▸ Given problem
Reproduce all entries word for word.

▸ Data supplied
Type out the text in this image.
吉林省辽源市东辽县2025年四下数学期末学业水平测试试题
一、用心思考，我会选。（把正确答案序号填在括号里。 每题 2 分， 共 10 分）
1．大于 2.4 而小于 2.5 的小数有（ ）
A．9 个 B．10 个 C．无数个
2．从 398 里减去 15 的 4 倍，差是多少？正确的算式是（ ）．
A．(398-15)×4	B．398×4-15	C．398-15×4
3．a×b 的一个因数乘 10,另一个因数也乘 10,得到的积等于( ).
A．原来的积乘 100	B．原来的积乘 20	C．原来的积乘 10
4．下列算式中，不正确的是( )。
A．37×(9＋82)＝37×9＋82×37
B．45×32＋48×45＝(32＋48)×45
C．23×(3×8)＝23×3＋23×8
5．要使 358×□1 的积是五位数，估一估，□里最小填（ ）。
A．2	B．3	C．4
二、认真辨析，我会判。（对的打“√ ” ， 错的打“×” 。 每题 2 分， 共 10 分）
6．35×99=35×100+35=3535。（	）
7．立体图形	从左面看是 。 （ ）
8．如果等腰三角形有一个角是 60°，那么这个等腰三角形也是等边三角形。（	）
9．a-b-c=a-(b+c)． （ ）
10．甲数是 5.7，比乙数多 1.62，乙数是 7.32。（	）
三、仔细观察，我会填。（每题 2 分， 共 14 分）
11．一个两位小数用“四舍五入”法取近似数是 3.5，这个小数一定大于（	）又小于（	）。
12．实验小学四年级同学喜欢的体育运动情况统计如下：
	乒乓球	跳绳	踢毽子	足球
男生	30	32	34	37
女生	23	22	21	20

▸ Result of this exercise
Type out the text in this image.
吉林省辽源市东辽县2025年四下数学期末学业水平测试试题
一、用心思考，我会选。（把正确答案序号填在括号里。 每题 2 分， 共 10 分）
1．大于 2.4 而小于 2.5 的小数有（ ）
A．9 个 B．10 个 C．无数个
2．从 398 里减去 15 的 4 倍，差是多少？正确的算式是（ ）．
A．(398-15)×4	B．398×4-15	C．398-15×4
3．a×b 的一个因数乘 10,另一个因数也乘 10,得到的积等于( ).
A．原来的积乘 100	B．原来的积乘 20	C．原来的积乘 10
4．下列算式中，不正确的是( )。
A．37×(9＋82)＝37×9＋82×37
B．45×32＋48×45＝(32＋48)×45
C．23×(3×8)＝23×3＋23×8
5．要使 358×□1 的积是五位数，估一估，□里最小填（ ）。
A．2	B．3	C．4
二、认真辨析，我会判。（对的打“√ ” ， 错的打“×” 。 每题 2 分， 共 10 分）
6．35×99=35×100+35=3535。（	）
7．立体图形	从左面看是 。 （ ）
8．如果等腰三角形有一个角是 60°，那么这个等腰三角形也是等边三角形。（	）
9．a-b-c=a-(b+c)． （ ）
10．甲数是 5.7，比乙数多 1.62，乙数是 7.32。（	）
三、仔细观察，我会填。（每题 2 分， 共 14 分）
11．一个两位小数用“四舍五入”法取近似数是 3.5，这个小数一定大于（	）又小于（	）。
12．实验小学四年级同学喜欢的体育运动情况统计如下：
	乒乓球	跳绳	踢毽子	足球
男生	30	32	34	37
女生	23	22	21	20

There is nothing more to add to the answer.